- Written exercise
For the listing below, give the count of lines containing "Lessor", and no other text.

- Records for processing
________
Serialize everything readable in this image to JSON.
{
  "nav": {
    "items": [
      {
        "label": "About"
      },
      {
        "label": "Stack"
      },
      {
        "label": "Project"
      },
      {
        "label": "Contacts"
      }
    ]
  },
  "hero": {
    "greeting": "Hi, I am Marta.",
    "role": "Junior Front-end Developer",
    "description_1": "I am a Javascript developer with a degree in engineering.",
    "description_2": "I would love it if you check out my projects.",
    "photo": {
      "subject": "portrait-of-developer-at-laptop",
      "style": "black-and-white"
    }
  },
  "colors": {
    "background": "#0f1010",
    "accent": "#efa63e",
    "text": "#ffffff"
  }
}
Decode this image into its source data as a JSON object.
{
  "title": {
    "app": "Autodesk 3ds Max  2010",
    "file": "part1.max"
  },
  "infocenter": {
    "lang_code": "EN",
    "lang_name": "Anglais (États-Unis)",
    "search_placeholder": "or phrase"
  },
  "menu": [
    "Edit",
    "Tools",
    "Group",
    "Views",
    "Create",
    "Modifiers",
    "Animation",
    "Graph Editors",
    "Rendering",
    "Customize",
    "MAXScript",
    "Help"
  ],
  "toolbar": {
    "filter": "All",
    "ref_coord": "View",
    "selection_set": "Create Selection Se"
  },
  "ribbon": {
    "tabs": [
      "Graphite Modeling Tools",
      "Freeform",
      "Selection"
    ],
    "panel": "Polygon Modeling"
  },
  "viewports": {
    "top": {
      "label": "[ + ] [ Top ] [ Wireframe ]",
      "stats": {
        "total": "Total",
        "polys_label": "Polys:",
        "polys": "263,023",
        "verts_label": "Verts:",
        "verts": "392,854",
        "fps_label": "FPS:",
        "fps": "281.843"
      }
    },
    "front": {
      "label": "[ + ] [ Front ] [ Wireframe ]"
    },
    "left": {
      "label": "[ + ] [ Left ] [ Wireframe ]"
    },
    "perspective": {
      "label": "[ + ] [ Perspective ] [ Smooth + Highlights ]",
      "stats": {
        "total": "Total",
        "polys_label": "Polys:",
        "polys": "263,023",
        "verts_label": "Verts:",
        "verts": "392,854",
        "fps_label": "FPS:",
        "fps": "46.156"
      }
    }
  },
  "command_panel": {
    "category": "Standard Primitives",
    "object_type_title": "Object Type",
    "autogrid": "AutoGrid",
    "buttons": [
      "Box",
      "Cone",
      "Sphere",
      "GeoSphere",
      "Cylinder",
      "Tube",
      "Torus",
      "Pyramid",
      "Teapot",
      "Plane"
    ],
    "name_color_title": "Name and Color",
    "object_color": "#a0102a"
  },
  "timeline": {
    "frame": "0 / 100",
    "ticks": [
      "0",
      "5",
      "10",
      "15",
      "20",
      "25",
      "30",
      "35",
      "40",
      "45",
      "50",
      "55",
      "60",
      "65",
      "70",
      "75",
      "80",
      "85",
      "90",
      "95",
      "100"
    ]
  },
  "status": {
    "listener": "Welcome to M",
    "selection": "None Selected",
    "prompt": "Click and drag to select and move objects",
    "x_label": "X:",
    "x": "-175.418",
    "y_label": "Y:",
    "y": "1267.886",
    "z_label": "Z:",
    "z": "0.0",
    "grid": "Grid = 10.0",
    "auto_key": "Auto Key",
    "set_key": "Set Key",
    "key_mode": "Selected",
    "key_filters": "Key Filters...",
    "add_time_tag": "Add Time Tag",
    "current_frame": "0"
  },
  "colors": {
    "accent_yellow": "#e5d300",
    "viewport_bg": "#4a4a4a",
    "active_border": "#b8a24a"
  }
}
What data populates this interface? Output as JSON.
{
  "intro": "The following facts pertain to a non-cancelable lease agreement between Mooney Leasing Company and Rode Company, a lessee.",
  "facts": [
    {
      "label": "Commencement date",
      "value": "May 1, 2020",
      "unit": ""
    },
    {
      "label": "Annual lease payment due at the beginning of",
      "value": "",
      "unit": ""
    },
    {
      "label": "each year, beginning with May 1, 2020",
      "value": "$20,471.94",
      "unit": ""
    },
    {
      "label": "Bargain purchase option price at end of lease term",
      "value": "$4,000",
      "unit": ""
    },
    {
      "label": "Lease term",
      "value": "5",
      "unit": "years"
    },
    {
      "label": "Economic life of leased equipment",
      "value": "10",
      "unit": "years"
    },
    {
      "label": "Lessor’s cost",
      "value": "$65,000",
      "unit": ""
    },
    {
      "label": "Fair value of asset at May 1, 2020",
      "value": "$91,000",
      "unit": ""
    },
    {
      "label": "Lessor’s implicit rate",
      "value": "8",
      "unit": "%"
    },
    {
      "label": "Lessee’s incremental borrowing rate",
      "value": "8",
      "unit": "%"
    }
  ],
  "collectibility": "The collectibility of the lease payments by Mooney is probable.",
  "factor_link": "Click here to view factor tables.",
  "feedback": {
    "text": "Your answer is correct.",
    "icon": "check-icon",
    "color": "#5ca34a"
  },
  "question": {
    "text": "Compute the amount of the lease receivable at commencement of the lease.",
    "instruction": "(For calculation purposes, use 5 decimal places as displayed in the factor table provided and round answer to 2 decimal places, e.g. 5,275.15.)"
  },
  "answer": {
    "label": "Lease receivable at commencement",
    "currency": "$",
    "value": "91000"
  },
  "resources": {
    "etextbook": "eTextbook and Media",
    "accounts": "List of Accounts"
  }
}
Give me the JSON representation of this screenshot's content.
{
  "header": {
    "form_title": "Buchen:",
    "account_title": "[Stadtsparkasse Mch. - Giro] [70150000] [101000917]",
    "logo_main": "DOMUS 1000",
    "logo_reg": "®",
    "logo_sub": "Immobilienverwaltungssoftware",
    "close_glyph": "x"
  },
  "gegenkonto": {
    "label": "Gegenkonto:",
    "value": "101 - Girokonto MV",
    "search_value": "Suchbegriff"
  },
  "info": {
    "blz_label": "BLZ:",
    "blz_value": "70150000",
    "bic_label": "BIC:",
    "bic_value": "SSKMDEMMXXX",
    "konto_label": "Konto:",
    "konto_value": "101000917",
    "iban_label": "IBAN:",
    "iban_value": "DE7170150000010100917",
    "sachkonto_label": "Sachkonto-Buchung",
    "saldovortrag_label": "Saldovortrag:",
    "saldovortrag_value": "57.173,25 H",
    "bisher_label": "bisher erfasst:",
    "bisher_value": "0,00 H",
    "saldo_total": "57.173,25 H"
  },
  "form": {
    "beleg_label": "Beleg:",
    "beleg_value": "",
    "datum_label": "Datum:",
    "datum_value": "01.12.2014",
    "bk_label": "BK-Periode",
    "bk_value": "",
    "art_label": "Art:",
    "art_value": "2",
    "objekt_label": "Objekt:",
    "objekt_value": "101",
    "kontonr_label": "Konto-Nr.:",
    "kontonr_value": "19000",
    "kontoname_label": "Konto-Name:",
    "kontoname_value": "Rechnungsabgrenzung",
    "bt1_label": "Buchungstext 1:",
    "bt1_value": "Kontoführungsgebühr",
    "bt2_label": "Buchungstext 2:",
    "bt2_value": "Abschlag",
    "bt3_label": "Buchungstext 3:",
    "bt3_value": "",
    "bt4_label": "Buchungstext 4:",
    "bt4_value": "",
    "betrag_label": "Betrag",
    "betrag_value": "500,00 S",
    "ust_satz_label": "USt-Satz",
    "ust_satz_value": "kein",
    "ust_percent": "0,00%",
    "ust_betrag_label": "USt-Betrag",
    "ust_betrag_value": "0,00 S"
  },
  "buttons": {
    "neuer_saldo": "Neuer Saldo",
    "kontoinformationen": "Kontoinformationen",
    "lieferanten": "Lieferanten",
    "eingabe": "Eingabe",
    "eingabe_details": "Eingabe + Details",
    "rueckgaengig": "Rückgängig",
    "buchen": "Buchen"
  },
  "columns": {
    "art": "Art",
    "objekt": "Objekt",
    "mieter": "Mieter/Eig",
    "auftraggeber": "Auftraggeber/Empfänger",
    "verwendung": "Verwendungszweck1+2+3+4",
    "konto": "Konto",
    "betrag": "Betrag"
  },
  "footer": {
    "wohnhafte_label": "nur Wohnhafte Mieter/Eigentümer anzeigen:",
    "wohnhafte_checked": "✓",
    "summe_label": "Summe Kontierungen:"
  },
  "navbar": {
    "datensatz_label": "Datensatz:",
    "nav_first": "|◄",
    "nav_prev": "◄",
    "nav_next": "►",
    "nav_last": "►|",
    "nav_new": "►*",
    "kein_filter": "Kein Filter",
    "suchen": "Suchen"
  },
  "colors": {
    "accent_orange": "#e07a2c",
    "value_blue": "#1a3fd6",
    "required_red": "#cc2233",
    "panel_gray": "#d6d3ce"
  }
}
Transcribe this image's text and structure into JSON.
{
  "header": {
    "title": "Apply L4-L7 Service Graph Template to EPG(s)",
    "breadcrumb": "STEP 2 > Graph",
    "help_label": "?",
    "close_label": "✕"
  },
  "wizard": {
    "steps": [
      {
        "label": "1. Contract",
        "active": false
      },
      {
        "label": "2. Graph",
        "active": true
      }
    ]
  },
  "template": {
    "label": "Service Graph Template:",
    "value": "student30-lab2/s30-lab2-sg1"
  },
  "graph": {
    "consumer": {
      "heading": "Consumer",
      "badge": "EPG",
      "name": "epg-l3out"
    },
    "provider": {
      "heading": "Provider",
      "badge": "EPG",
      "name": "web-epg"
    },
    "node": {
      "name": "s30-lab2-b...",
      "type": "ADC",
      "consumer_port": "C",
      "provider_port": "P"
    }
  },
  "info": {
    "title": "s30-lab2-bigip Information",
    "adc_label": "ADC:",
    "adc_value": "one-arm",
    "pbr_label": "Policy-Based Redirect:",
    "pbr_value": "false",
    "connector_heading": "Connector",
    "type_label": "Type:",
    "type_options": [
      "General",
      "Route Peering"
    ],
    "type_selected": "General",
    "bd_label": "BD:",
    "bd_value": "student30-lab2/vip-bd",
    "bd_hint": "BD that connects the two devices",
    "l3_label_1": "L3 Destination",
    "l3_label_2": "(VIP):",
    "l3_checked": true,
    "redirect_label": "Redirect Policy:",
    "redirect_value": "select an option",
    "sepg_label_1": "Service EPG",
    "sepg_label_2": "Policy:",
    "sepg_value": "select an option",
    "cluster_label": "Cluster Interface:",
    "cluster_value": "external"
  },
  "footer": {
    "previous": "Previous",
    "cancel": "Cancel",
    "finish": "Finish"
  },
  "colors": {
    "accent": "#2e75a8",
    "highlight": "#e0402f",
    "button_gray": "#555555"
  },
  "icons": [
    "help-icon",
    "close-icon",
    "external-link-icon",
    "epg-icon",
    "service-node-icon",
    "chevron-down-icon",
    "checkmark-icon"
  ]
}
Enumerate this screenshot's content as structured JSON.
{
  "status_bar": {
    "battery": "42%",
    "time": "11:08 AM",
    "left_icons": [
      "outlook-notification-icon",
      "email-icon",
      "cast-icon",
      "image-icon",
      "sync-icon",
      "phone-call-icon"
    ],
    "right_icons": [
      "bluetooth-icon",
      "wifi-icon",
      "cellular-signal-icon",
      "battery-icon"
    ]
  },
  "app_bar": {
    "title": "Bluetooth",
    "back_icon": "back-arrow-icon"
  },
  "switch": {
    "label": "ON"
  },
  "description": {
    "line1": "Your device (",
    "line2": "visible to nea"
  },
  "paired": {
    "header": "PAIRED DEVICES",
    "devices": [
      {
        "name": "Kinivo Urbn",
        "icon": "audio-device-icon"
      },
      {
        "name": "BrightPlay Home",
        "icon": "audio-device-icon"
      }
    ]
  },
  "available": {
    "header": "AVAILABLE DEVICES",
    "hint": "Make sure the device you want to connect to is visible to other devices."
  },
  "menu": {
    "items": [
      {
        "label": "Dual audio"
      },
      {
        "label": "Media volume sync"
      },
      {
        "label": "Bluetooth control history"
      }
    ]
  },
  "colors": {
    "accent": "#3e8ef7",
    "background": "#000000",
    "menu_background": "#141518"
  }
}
________
- Solution for this problem
2